** BEGIN INPUT FOR THIS TASK **
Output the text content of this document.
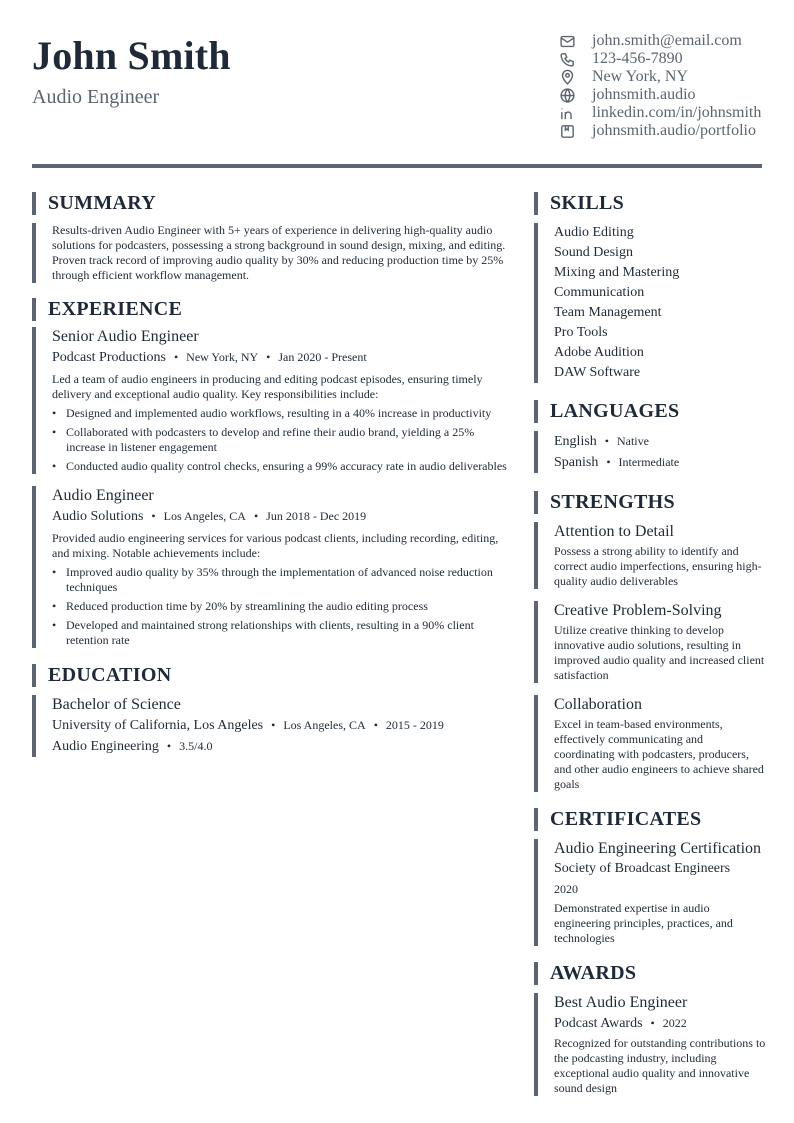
John Smith
Audio Engineer
john.smith@email.com
123-456-7890
New York, NY
johnsmith.audio
linkedin.com/in/johnsmith
johnsmith.audio/portfolio
SUMMARY
Results-driven Audio Engineer with 5+ years of experience in delivering high-quality audio solutions for podcasters, possessing a strong background in sound design, mixing, and editing. Proven track record of improving audio quality by 30% and reducing production time by 25% through efficient workflow management.
EXPERIENCE
Senior Audio Engineer
Podcast Productions • New York, NY • Jan 2020 - Present
Led a team of audio engineers in producing and editing podcast episodes, ensuring timely delivery and exceptional audio quality. Key responsibilities include:
• Designed and implemented audio workflows, resulting in a 40% increase in productivity
• Collaborated with podcasters to develop and refine their audio brand, yielding a 25% increase in listener engagement
• Conducted audio quality control checks, ensuring a 99% accuracy rate in audio deliverables
Audio Engineer
Audio Solutions • Los Angeles, CA • Jun 2018 - Dec 2019
Provided audio engineering services for various podcast clients, including recording, editing, and mixing. Notable achievements include:
• Improved audio quality by 35% through the implementation of advanced noise reduction techniques
• Reduced production time by 20% by streamlining the audio editing process
• Developed and maintained strong relationships with clients, resulting in a 90% client retention rate
EDUCATION
Bachelor of Science
University of California, Los Angeles • Los Angeles, CA • 2015 - 2019
Audio Engineering • 3.5/4.0
SKILLS
Audio Editing
Sound Design
Mixing and Mastering
Communication
Team Management
Pro Tools
Adobe Audition
DAW Software
LANGUAGES
English • Native
Spanish • Intermediate
STRENGTHS
Attention to Detail
Possess a strong ability to identify and correct audio imperfections, ensuring high-quality audio deliverables
Creative Problem-Solving
Utilize creative thinking to develop innovative audio solutions, resulting in improved audio quality and increased client satisfaction
Collaboration
Excel in team-based environments, effectively communicating and coordinating with podcasters, producers, and other audio engineers to achieve shared goals
CERTIFICATES
Audio Engineering Certification
Society of Broadcast Engineers
2020
Demonstrated expertise in audio engineering principles, practices, and technologies
AWARDS
Best Audio Engineer
Podcast Awards • 2022
Recognized for outstanding contributions to the podcasting industry, including exceptional audio quality and innovative sound design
** END INPUT FOR THIS TASK **
**EXERCISE DIRECTIONS:**
Find how many of the lines above have the word "York" in them. State only that number.

**RESPONSE TO THIS TASK:**
2